EXERCISE DIRECTIONS
Retype the rows between the line holding "What elements are" and the line holding "List every element", inclusive, leaving out the pictures.

RECORDS SHOWN
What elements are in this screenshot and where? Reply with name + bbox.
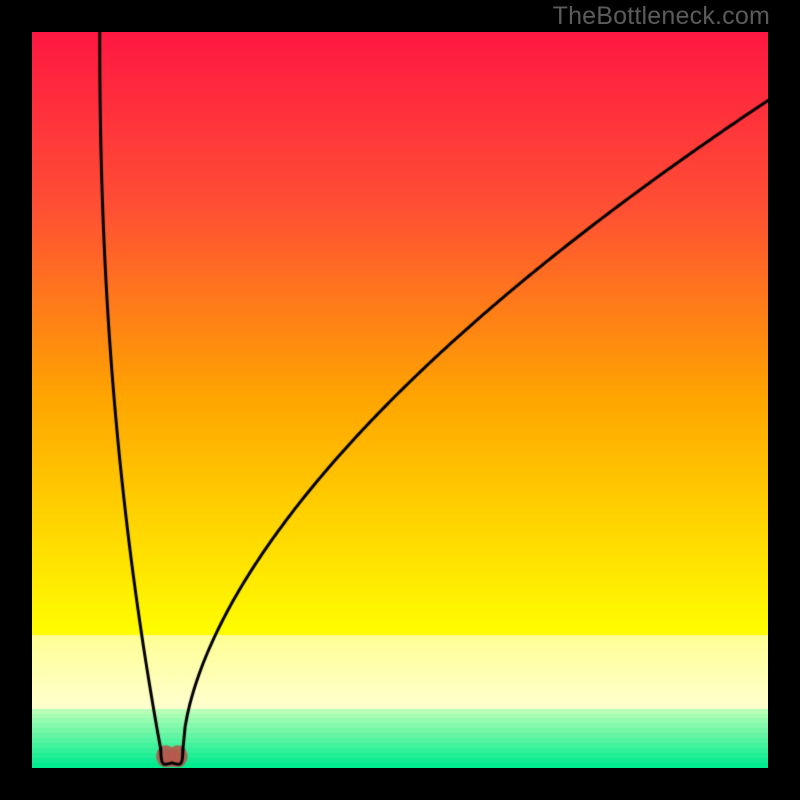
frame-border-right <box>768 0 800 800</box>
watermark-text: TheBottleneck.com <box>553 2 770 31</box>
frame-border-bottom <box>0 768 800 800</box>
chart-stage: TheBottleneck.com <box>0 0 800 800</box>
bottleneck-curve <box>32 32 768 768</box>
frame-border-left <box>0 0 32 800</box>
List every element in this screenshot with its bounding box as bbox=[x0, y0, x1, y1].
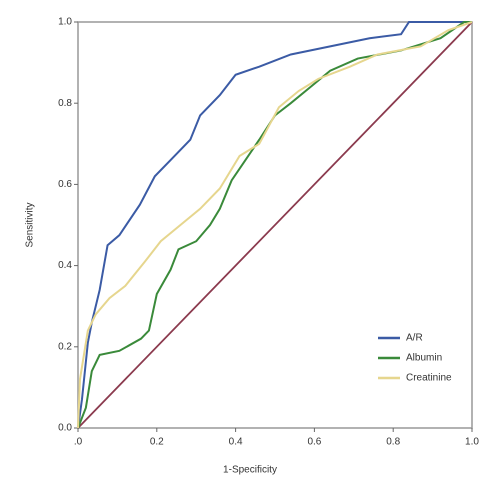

* * *

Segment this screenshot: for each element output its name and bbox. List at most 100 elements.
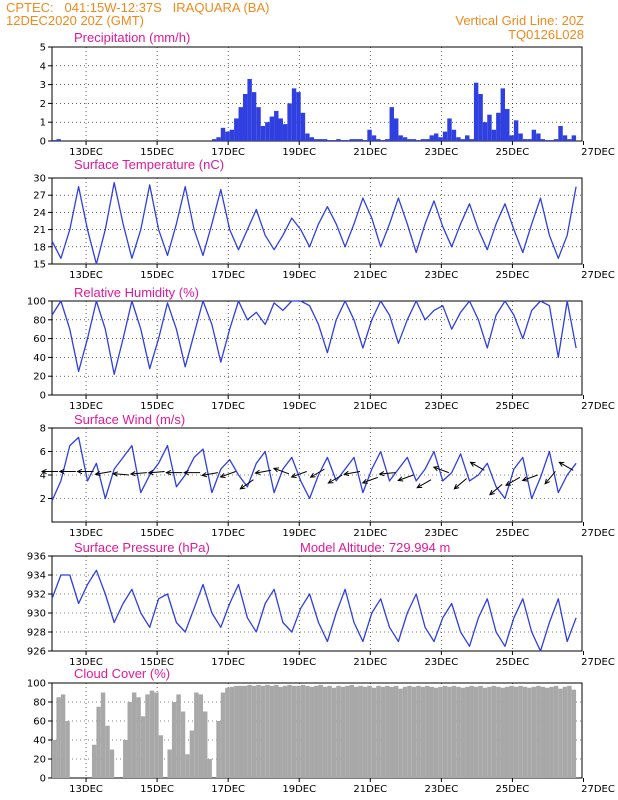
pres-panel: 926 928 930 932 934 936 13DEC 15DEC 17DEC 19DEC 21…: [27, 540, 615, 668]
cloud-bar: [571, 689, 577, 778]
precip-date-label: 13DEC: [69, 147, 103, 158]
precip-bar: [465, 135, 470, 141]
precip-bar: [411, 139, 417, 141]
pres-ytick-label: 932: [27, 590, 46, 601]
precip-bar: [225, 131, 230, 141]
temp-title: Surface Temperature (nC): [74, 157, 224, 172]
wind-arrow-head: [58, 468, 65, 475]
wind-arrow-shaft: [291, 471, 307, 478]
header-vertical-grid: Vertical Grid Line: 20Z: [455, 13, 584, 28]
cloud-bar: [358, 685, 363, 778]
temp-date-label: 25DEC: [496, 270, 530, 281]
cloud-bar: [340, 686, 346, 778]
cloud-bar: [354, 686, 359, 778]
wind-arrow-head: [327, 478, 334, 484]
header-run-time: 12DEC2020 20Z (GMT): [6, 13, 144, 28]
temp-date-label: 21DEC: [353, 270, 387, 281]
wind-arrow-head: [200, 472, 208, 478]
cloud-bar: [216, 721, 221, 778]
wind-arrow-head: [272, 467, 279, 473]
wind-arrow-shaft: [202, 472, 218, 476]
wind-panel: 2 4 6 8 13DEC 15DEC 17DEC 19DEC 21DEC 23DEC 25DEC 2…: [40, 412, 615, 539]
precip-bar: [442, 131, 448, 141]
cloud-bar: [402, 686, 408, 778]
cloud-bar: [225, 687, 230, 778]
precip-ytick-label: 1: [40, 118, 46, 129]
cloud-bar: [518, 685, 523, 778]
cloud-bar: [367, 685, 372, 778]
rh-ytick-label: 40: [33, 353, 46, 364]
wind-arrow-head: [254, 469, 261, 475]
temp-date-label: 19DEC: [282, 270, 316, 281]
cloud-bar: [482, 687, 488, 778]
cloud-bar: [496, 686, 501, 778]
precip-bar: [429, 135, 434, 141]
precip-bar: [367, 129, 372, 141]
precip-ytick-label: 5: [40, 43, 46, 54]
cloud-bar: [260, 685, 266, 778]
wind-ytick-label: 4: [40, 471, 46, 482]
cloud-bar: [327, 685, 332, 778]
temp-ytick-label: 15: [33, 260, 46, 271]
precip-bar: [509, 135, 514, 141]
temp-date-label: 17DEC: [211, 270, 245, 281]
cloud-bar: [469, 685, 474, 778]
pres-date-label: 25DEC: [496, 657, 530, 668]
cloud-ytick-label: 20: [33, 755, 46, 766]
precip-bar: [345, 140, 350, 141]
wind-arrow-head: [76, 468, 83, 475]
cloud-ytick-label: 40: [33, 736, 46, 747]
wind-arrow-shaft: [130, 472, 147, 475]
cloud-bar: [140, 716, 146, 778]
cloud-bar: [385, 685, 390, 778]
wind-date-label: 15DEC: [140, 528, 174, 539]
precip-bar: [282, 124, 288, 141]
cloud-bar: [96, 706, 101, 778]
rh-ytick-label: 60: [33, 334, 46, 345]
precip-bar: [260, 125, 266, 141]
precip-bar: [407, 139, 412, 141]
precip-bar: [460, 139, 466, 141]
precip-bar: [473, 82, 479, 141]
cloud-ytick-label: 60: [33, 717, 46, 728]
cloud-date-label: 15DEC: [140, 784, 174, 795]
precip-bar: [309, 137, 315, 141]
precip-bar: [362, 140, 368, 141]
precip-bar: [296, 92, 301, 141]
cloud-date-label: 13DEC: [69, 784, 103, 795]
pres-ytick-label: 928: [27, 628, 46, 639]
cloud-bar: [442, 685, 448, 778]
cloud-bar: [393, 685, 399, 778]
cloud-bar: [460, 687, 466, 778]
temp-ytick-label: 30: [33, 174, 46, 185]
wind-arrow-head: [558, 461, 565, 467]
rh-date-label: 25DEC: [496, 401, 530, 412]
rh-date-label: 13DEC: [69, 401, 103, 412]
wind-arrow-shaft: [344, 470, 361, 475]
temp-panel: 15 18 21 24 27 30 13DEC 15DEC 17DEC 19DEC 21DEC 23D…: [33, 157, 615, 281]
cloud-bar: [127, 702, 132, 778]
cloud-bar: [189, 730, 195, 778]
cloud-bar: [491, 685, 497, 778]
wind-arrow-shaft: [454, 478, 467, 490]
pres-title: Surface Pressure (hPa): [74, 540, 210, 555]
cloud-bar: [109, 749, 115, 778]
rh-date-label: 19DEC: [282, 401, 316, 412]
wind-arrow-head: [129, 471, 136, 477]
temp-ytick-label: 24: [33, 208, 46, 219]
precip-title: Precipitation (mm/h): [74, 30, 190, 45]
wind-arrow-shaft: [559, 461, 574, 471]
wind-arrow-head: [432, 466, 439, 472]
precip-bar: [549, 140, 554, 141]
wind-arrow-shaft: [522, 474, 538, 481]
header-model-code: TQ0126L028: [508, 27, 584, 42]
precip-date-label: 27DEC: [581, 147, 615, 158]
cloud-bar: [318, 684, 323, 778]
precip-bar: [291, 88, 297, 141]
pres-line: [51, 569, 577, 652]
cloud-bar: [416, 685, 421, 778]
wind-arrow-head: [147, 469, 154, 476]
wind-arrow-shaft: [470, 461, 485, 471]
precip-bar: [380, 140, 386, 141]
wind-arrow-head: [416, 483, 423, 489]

FULL ANSWER
What elements are in this screenshot and where? Reply with name + bbox.
frame-border-right <box>768 0 800 800</box>
watermark-text: TheBottleneck.com <box>553 2 770 31</box>
frame-border-bottom <box>0 768 800 800</box>
chart-stage: TheBottleneck.com <box>0 0 800 800</box>
bottleneck-curve <box>32 32 768 768</box>
frame-border-left <box>0 0 32 800</box>
List every element in this screenshot with its bounding box as bbox=[x0, y0, x1, y1].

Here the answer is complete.